(Stored records)
—————

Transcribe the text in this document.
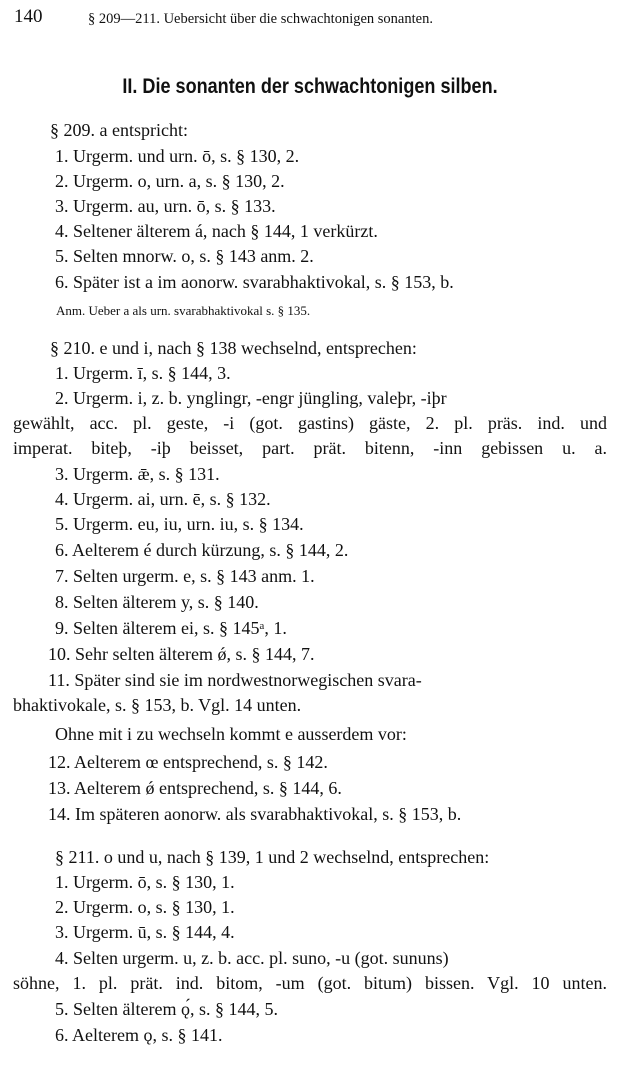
140	§ 209—211. Uebersicht über die schwachtonigen sonanten.
II. Die sonanten der schwachtonigen silben.
§ 209. a entspricht:
1. Urgerm. und urn. ō, s. § 130, 2.
2. Urgerm. o, urn. a, s. § 130, 2.
3. Urgerm. au, urn. ō, s. § 133.
4. Seltener älterem á, nach § 144, 1 verkürzt.
5. Selten mnorw. o, s. § 143 anm. 2.
6. Später ist a im aonorw. svarabhaktivokal, s. § 153, b.
Anm. Ueber a als urn. svarabhaktivokal s. § 135.
§ 210. e und i, nach § 138 wechselnd, entsprechen:
1. Urgerm. ī, s. § 144, 3.
2. Urgerm. i, z. b. ynglingr, -engr jüngling, valeþr, -iþr
gewählt, acc. pl. geste, -i (got. gastins) gäste, 2. pl. präs. ind. und
imperat. biteþ, -iþ beisset, part. prät. bitenn, -inn gebissen u. a.
3. Urgerm. ǣ, s. § 131.
4. Urgerm. ai, urn. ē, s. § 132.
5. Urgerm. eu, iu, urn. iu, s. § 134.
6. Aelterem é durch kürzung, s. § 144, 2.
7. Selten urgerm. e, s. § 143 anm. 1.
8. Selten älterem y, s. § 140.
9. Selten älterem ei, s. § 145ᵃ, 1.
10. Sehr selten älterem ǿ, s. § 144, 7.
11. Später sind sie im nordwestnorwegischen svara-
bhaktivokale, s. § 153, b. Vgl. 14 unten.
Ohne mit i zu wechseln kommt e ausserdem vor:
12. Aelterem œ entsprechend, s. § 142.
13. Aelterem ǿ entsprechend, s. § 144, 6.
14. Im späteren aonorw. als svarabhaktivokal, s. § 153, b.
§ 211. o und u, nach § 139, 1 und 2 wechselnd, entsprechen:
1. Urgerm. ō, s. § 130, 1.
2. Urgerm. o, s. § 130, 1.
3. Urgerm. ū, s. § 144, 4.
4. Selten urgerm. u, z. b. acc. pl. suno, -u (got. sununs)
söhne, 1. pl. prät. ind. bitom, -um (got. bitum) bissen. Vgl. 10 unten.
5. Selten älterem ǫ́, s. § 144, 5.
6. Aelterem ǫ, s. § 141.
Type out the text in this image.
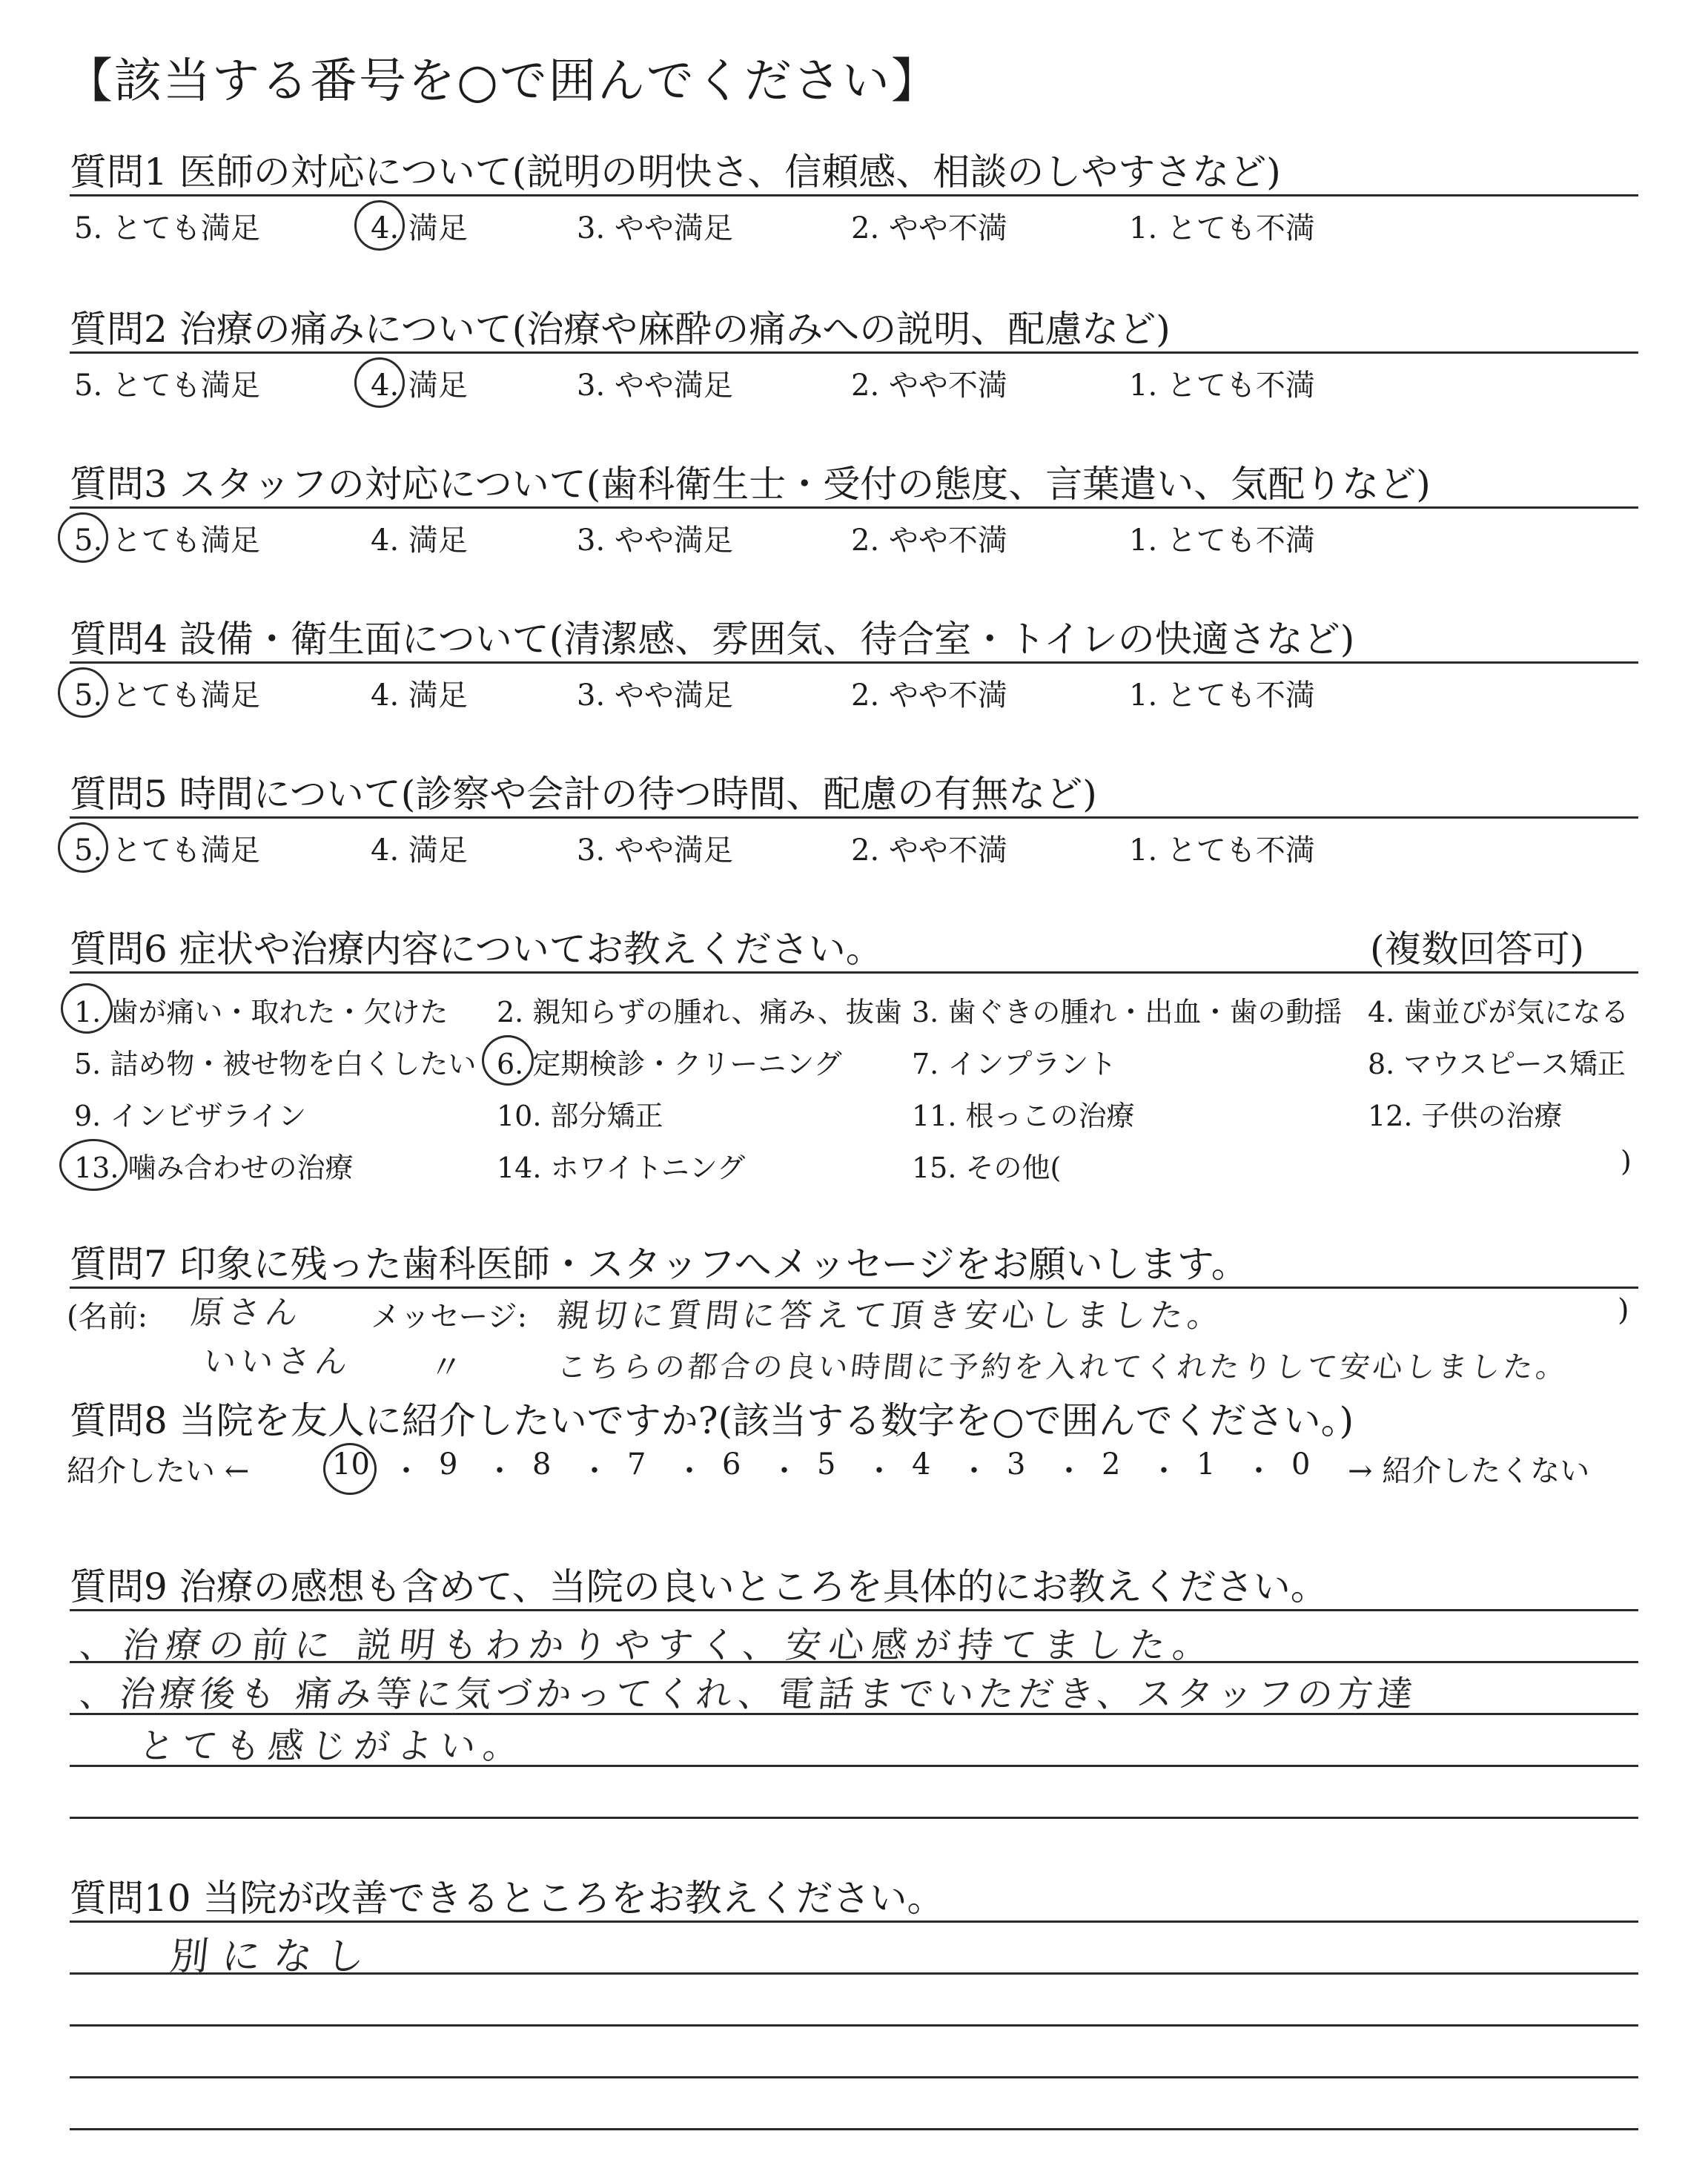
【該当する番号を○で囲んでください】
質問1 医師の対応について(説明の明快さ、信頼感、相談のしやすさなど)
5. とても満足	4. 満足	3. やや満足	2. やや不満	1. とても不満
質問2 治療の痛みについて(治療や麻酔の痛みへの説明、配慮など)
5. とても満足	4. 満足	3. やや満足	2. やや不満	1. とても不満
質問3 スタッフの対応について(歯科衛生士・受付の態度、言葉遣い、気配りなど)
5. とても満足	4. 満足	3. やや満足	2. やや不満	1. とても不満
質問4 設備・衛生面について(清潔感、雰囲気、待合室・トイレの快適さなど)
5. とても満足	4. 満足	3. やや満足	2. やや不満	1. とても不満
質問5 時間について(診察や会計の待つ時間、配慮の有無など)
5. とても満足	4. 満足	3. やや満足	2. やや不満	1. とても不満
質問6 症状や治療内容についてお教えください。	(複数回答可)
1. 歯が痛い・取れた・欠けた 2. 親知らずの腫れ、痛み、抜歯 3. 歯ぐきの腫れ・出血・歯の動揺 4. 歯並びが気になる
5. 詰め物・被せ物を白くしたい 6. 定期検診・クリーニング 7. インプラント	8. マウスピース矯正
9. インビザライン	10. 部分矯正	11. 根っこの治療	12. 子供の治療
13. 噛み合わせの治療	14. ホワイトニング	15. その他(	)
質問7 印象に残った歯科医師・スタッフへメッセージをお願いします。
(名前:	メッセージ:	)
原さん	親切に質問に答えて頂き安心しました。
いいさん 〃	こちらの都合の良い時間に予約を入れてくれたりして安心しました。
質問8 当院を友人に紹介したいですか?(該当する数字を○で囲んでください。)
紹介したい ←	→ 紹介したくない
10 ・ 9 ・ 8 ・ 7 ・ 6 ・ 5 ・ 4 ・ 3 ・ 2 ・ 1 ・ 0
質問9 治療の感想も含めて、当院の良いところを具体的にお教えください。
、治療の前に 説明もわかりやすく、安心感が持てました。
、治療後も 痛み等に気づかってくれ、電話までいただき、スタッフの方達
とても感じがよい。
質問10 当院が改善できるところをお教えください。
別になし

—————

> **OBJECTIVE**
Copy the listing exactly. Any image in it stays out of the copy.

> **EXERCISE OUTPUT**
Transcribe the text in this document.
140	§ 209—211. Uebersicht über die schwachtonigen sonanten.
II. Die sonanten der schwachtonigen silben.
§ 209. a entspricht:
1. Urgerm. und urn. ō, s. § 130, 2.
2. Urgerm. o, urn. a, s. § 130, 2.
3. Urgerm. au, urn. ō, s. § 133.
4. Seltener älterem á, nach § 144, 1 verkürzt.
5. Selten mnorw. o, s. § 143 anm. 2.
6. Später ist a im aonorw. svarabhaktivokal, s. § 153, b.
Anm. Ueber a als urn. svarabhaktivokal s. § 135.
§ 210. e und i, nach § 138 wechselnd, entsprechen:
1. Urgerm. ī, s. § 144, 3.
2. Urgerm. i, z. b. ynglingr, -engr jüngling, valeþr, -iþr
gewählt, acc. pl. geste, -i (got. gastins) gäste, 2. pl. präs. ind. und
imperat. biteþ, -iþ beisset, part. prät. bitenn, -inn gebissen u. a.
3. Urgerm. ǣ, s. § 131.
4. Urgerm. ai, urn. ē, s. § 132.
5. Urgerm. eu, iu, urn. iu, s. § 134.
6. Aelterem é durch kürzung, s. § 144, 2.
7. Selten urgerm. e, s. § 143 anm. 1.
8. Selten älterem y, s. § 140.
9. Selten älterem ei, s. § 145ᵃ, 1.
10. Sehr selten älterem ǿ, s. § 144, 7.
11. Später sind sie im nordwestnorwegischen svara-
bhaktivokale, s. § 153, b. Vgl. 14 unten.
Ohne mit i zu wechseln kommt e ausserdem vor:
12. Aelterem œ entsprechend, s. § 142.
13. Aelterem ǿ entsprechend, s. § 144, 6.
14. Im späteren aonorw. als svarabhaktivokal, s. § 153, b.
§ 211. o und u, nach § 139, 1 und 2 wechselnd, entsprechen:
1. Urgerm. ō, s. § 130, 1.
2. Urgerm. o, s. § 130, 1.
3. Urgerm. ū, s. § 144, 4.
4. Selten urgerm. u, z. b. acc. pl. suno, -u (got. sununs)
söhne, 1. pl. prät. ind. bitom, -um (got. bitum) bissen. Vgl. 10 unten.
5. Selten älterem ǫ́, s. § 144, 5.
6. Aelterem ǫ, s. § 141.
Type out the text in this image.
【該当する番号を○で囲んでください】
質問1 医師の対応について(説明の明快さ、信頼感、相談のしやすさなど)
5. とても満足	4. 満足	3. やや満足	2. やや不満	1. とても不満
質問2 治療の痛みについて(治療や麻酔の痛みへの説明、配慮など)
5. とても満足	4. 満足	3. やや満足	2. やや不満	1. とても不満
質問3 スタッフの対応について(歯科衛生士・受付の態度、言葉遣い、気配りなど)
5. とても満足	4. 満足	3. やや満足	2. やや不満	1. とても不満
質問4 設備・衛生面について(清潔感、雰囲気、待合室・トイレの快適さなど)
5. とても満足	4. 満足	3. やや満足	2. やや不満	1. とても不満
質問5 時間について(診察や会計の待つ時間、配慮の有無など)
5. とても満足	4. 満足	3. やや満足	2. やや不満	1. とても不満
質問6 症状や治療内容についてお教えください。	(複数回答可)
1. 歯が痛い・取れた・欠けた 2. 親知らずの腫れ、痛み、抜歯 3. 歯ぐきの腫れ・出血・歯の動揺 4. 歯並びが気になる
5. 詰め物・被せ物を白くしたい 6. 定期検診・クリーニング 7. インプラント	8. マウスピース矯正
9. インビザライン	10. 部分矯正	11. 根っこの治療	12. 子供の治療
13. 噛み合わせの治療	14. ホワイトニング	15. その他(	)
質問7 印象に残った歯科医師・スタッフへメッセージをお願いします。
(名前:	メッセージ:	)
原さん	親切に質問に答えて頂き安心しました。
いいさん 〃	こちらの都合の良い時間に予約を入れてくれたりして安心しました。
質問8 当院を友人に紹介したいですか?(該当する数字を○で囲んでください。)
紹介したい ←	→ 紹介したくない
10 ・ 9 ・ 8 ・ 7 ・ 6 ・ 5 ・ 4 ・ 3 ・ 2 ・ 1 ・ 0
質問9 治療の感想も含めて、当院の良いところを具体的にお教えください。
、治療の前に 説明もわかりやすく、安心感が持てました。
、治療後も 痛み等に気づかってくれ、電話までいただき、スタッフの方達
とても感じがよい。
質問10 当院が改善できるところをお教えください。
別になし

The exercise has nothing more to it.